**THE TASK**
Collect all the lines that mention the word "people".

**RECORDS FOR THIS EXERCISE**

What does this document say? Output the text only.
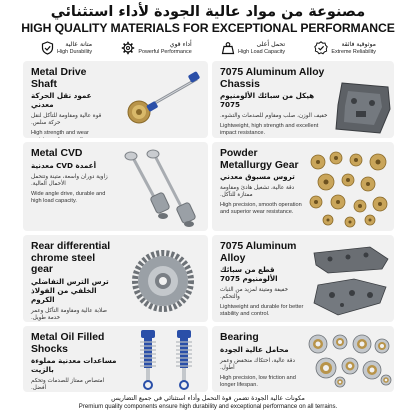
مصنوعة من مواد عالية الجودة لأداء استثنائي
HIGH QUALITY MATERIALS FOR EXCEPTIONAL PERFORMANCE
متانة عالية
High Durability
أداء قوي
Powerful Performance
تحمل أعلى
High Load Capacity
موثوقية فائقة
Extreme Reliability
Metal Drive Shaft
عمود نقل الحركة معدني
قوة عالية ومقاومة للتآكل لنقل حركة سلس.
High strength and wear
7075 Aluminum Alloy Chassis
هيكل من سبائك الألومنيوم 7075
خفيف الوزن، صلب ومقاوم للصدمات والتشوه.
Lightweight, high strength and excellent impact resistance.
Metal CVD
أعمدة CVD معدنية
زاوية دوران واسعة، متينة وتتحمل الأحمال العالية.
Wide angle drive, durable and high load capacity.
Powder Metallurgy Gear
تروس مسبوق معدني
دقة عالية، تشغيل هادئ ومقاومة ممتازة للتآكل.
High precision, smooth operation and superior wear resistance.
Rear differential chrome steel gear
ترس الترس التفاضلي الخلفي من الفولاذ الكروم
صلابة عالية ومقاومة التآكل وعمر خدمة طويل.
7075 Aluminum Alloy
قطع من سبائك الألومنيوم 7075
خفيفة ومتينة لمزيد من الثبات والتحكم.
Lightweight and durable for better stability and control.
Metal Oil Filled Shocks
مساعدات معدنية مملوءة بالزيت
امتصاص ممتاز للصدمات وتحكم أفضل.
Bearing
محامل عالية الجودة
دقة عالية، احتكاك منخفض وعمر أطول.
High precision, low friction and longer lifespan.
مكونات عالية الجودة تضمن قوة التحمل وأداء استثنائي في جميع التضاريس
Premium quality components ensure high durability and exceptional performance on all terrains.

==

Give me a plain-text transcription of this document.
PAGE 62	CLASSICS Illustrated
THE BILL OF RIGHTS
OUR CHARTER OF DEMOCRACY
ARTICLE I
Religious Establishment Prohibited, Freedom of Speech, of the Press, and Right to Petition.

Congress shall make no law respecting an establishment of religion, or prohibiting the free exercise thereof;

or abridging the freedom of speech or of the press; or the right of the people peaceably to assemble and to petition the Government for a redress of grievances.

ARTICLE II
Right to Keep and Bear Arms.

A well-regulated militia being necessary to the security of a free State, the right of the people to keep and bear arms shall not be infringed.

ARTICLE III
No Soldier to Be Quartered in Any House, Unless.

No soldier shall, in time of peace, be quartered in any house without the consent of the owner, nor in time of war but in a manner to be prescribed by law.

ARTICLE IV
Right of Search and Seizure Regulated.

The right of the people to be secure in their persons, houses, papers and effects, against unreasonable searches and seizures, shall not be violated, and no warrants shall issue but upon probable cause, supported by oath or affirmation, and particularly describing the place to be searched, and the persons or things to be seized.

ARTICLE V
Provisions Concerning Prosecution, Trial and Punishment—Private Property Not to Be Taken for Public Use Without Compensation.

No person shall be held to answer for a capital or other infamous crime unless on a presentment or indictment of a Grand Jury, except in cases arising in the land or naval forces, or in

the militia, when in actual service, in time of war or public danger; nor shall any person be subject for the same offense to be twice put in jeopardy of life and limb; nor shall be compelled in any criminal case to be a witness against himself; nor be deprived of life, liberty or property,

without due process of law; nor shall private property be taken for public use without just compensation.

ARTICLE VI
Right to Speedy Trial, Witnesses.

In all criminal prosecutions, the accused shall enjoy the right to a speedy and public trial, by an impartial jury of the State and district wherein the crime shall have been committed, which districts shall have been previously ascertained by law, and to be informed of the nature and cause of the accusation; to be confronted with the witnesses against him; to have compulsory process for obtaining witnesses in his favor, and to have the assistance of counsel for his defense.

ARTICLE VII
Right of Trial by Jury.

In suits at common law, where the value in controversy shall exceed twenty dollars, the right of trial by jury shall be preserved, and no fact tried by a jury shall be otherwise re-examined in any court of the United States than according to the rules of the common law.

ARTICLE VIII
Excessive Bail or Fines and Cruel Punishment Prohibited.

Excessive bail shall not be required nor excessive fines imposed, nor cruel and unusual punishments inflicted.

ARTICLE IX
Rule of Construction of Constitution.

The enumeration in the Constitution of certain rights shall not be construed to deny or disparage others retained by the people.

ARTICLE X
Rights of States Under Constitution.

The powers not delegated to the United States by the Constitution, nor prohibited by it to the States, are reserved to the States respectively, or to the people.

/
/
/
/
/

**THE REPLY**
or abridging the freedom of speech or of the press; or the right of the people peaceably to assemble and to petition the Government for a redress of grievances.
A well-regulated militia being necessary to the security of a free State, the right of the people to keep and bear arms shall not be infringed.
The right of the people to be secure in their persons, houses, papers and effects, against unreasonable searches and seizures, shall not be violated, and no warrants shall issue but upon probable cause, supported by oath or affirmation, and particularly describing the place to be searched, and the persons or things to be seized.
The enumeration in the Constitution of certain rights shall not be construed to deny or disparage others retained by the people.
The powers not delegated to the United States by the Constitution, nor prohibited by it to the States, are reserved to the States respectively, or to the people.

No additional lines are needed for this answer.